_Stated exercise_. Render every entry verbatim.

_Data_.
######

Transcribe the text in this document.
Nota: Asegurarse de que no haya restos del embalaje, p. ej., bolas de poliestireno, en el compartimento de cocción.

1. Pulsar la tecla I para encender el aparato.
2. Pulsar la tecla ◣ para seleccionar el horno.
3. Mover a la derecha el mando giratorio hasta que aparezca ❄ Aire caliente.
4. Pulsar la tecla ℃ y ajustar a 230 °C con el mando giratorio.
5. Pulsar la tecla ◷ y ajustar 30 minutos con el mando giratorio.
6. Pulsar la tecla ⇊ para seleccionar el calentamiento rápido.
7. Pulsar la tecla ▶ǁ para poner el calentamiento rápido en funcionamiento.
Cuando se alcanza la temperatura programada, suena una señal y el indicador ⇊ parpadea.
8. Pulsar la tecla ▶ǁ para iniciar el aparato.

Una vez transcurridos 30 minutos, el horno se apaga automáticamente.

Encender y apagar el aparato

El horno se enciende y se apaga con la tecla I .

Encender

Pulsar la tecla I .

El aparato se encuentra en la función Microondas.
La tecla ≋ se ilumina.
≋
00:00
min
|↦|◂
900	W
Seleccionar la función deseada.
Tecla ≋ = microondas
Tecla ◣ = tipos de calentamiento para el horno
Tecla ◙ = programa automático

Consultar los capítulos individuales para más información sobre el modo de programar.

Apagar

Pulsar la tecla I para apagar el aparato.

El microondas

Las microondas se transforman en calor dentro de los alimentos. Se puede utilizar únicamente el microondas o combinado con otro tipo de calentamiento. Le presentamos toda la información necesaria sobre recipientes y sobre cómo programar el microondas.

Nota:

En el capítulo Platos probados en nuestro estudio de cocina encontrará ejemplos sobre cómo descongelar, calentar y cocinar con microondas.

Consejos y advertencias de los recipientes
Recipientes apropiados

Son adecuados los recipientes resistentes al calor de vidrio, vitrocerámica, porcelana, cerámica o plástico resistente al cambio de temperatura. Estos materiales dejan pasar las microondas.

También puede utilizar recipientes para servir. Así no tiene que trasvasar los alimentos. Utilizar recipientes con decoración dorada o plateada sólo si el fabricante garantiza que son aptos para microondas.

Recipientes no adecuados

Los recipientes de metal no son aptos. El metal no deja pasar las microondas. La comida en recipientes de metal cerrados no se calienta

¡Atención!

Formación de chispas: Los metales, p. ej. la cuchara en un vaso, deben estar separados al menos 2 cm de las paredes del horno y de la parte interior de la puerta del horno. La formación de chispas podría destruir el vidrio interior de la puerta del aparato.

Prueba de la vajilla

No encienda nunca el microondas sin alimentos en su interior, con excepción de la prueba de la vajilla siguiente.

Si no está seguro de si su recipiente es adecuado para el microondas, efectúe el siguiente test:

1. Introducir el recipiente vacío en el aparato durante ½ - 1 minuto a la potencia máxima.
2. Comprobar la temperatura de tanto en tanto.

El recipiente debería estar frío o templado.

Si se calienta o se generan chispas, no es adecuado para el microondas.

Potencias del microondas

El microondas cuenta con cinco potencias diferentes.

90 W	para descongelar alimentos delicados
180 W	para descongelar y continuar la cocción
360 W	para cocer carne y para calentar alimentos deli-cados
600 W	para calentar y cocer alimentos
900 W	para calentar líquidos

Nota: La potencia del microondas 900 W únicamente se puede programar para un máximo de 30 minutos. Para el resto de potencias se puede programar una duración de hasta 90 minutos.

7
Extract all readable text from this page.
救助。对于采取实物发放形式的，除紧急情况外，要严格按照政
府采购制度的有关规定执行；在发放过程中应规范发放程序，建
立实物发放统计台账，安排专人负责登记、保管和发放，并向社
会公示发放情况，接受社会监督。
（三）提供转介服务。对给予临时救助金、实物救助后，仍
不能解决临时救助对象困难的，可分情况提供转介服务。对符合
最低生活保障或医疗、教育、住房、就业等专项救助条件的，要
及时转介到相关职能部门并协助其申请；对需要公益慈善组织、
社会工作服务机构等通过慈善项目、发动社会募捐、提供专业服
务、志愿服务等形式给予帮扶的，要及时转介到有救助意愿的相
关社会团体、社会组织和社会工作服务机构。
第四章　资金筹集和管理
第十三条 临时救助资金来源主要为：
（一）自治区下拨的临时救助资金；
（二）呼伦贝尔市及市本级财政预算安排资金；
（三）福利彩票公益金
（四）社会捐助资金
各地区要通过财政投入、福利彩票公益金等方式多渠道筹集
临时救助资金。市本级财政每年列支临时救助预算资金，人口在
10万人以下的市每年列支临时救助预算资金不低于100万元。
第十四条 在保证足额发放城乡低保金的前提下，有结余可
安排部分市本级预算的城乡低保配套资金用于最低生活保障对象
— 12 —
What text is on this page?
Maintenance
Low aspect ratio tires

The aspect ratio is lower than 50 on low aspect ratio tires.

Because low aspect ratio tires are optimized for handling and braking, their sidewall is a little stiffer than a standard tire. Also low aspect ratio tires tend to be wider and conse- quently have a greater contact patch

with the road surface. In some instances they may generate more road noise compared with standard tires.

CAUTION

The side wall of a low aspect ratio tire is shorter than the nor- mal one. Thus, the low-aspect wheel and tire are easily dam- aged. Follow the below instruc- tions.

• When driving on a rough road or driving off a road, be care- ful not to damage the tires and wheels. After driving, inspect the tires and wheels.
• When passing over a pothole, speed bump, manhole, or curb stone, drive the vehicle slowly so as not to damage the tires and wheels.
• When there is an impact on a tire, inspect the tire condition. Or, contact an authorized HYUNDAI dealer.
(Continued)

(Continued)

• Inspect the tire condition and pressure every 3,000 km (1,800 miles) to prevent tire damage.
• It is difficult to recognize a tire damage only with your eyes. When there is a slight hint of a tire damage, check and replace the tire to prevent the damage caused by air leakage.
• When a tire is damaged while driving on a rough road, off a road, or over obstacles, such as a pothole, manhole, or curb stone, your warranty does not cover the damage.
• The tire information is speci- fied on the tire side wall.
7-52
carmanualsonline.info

######

_Task solution_.
Transcribe the text in this document.
Nota: Asegurarse de que no haya restos del embalaje, p. ej., bolas de poliestireno, en el compartimento de cocción.

1. Pulsar la tecla I para encender el aparato.
2. Pulsar la tecla ◣ para seleccionar el horno.
3. Mover a la derecha el mando giratorio hasta que aparezca ❄ Aire caliente.
4. Pulsar la tecla ℃ y ajustar a 230 °C con el mando giratorio.
5. Pulsar la tecla ◷ y ajustar 30 minutos con el mando giratorio.
6. Pulsar la tecla ⇊ para seleccionar el calentamiento rápido.
7. Pulsar la tecla ▶ǁ para poner el calentamiento rápido en funcionamiento.
Cuando se alcanza la temperatura programada, suena una señal y el indicador ⇊ parpadea.
8. Pulsar la tecla ▶ǁ para iniciar el aparato.

Una vez transcurridos 30 minutos, el horno se apaga automáticamente.

Encender y apagar el aparato

El horno se enciende y se apaga con la tecla I .

Encender

Pulsar la tecla I .

El aparato se encuentra en la función Microondas.
La tecla ≋ se ilumina.
≋
00:00
min
|↦|◂
900	W
Seleccionar la función deseada.
Tecla ≋ = microondas
Tecla ◣ = tipos de calentamiento para el horno
Tecla ◙ = programa automático

Consultar los capítulos individuales para más información sobre el modo de programar.

Apagar

Pulsar la tecla I para apagar el aparato.

El microondas

Las microondas se transforman en calor dentro de los alimentos. Se puede utilizar únicamente el microondas o combinado con otro tipo de calentamiento. Le presentamos toda la información necesaria sobre recipientes y sobre cómo programar el microondas.

Nota:

En el capítulo Platos probados en nuestro estudio de cocina encontrará ejemplos sobre cómo descongelar, calentar y cocinar con microondas.

Consejos y advertencias de los recipientes
Recipientes apropiados

Son adecuados los recipientes resistentes al calor de vidrio, vitrocerámica, porcelana, cerámica o plástico resistente al cambio de temperatura. Estos materiales dejan pasar las microondas.

También puede utilizar recipientes para servir. Así no tiene que trasvasar los alimentos. Utilizar recipientes con decoración dorada o plateada sólo si el fabricante garantiza que son aptos para microondas.

Recipientes no adecuados

Los recipientes de metal no son aptos. El metal no deja pasar las microondas. La comida en recipientes de metal cerrados no se calienta

¡Atención!

Formación de chispas: Los metales, p. ej. la cuchara en un vaso, deben estar separados al menos 2 cm de las paredes del horno y de la parte interior de la puerta del horno. La formación de chispas podría destruir el vidrio interior de la puerta del aparato.

Prueba de la vajilla

No encienda nunca el microondas sin alimentos en su interior, con excepción de la prueba de la vajilla siguiente.

Si no está seguro de si su recipiente es adecuado para el microondas, efectúe el siguiente test:

1. Introducir el recipiente vacío en el aparato durante ½ - 1 minuto a la potencia máxima.
2. Comprobar la temperatura de tanto en tanto.

El recipiente debería estar frío o templado.

Si se calienta o se generan chispas, no es adecuado para el microondas.

Potencias del microondas

El microondas cuenta con cinco potencias diferentes.

90 W	para descongelar alimentos delicados
180 W	para descongelar y continuar la cocción
360 W	para cocer carne y para calentar alimentos deli-cados
600 W	para calentar y cocer alimentos
900 W	para calentar líquidos

Nota: La potencia del microondas 900 W únicamente se puede programar para un máximo de 30 minutos. Para el resto de potencias se puede programar una duración de hasta 90 minutos.

7
Extract all readable text from this page.
救助。对于采取实物发放形式的，除紧急情况外，要严格按照政
府采购制度的有关规定执行；在发放过程中应规范发放程序，建
立实物发放统计台账，安排专人负责登记、保管和发放，并向社
会公示发放情况，接受社会监督。
（三）提供转介服务。对给予临时救助金、实物救助后，仍
不能解决临时救助对象困难的，可分情况提供转介服务。对符合
最低生活保障或医疗、教育、住房、就业等专项救助条件的，要
及时转介到相关职能部门并协助其申请；对需要公益慈善组织、
社会工作服务机构等通过慈善项目、发动社会募捐、提供专业服
务、志愿服务等形式给予帮扶的，要及时转介到有救助意愿的相
关社会团体、社会组织和社会工作服务机构。
第四章　资金筹集和管理
第十三条 临时救助资金来源主要为：
（一）自治区下拨的临时救助资金；
（二）呼伦贝尔市及市本级财政预算安排资金；
（三）福利彩票公益金
（四）社会捐助资金
各地区要通过财政投入、福利彩票公益金等方式多渠道筹集
临时救助资金。市本级财政每年列支临时救助预算资金，人口在
10万人以下的市每年列支临时救助预算资金不低于100万元。
第十四条 在保证足额发放城乡低保金的前提下，有结余可
安排部分市本级预算的城乡低保配套资金用于最低生活保障对象
— 12 —
What text is on this page?
Maintenance
Low aspect ratio tires

The aspect ratio is lower than 50 on low aspect ratio tires.

Because low aspect ratio tires are optimized for handling and braking, their sidewall is a little stiffer than a standard tire. Also low aspect ratio tires tend to be wider and conse- quently have a greater contact patch

with the road surface. In some instances they may generate more road noise compared with standard tires.

CAUTION

The side wall of a low aspect ratio tire is shorter than the nor- mal one. Thus, the low-aspect wheel and tire are easily dam- aged. Follow the below instruc- tions.

• When driving on a rough road or driving off a road, be care- ful not to damage the tires and wheels. After driving, inspect the tires and wheels.
• When passing over a pothole, speed bump, manhole, or curb stone, drive the vehicle slowly so as not to damage the tires and wheels.
• When there is an impact on a tire, inspect the tire condition. Or, contact an authorized HYUNDAI dealer.
(Continued)

(Continued)

• Inspect the tire condition and pressure every 3,000 km (1,800 miles) to prevent tire damage.
• It is difficult to recognize a tire damage only with your eyes. When there is a slight hint of a tire damage, check and replace the tire to prevent the damage caused by air leakage.
• When a tire is damaged while driving on a rough road, off a road, or over obstacles, such as a pothole, manhole, or curb stone, your warranty does not cover the damage.
• The tire information is speci- fied on the tire side wall.
7-52
carmanualsonline.info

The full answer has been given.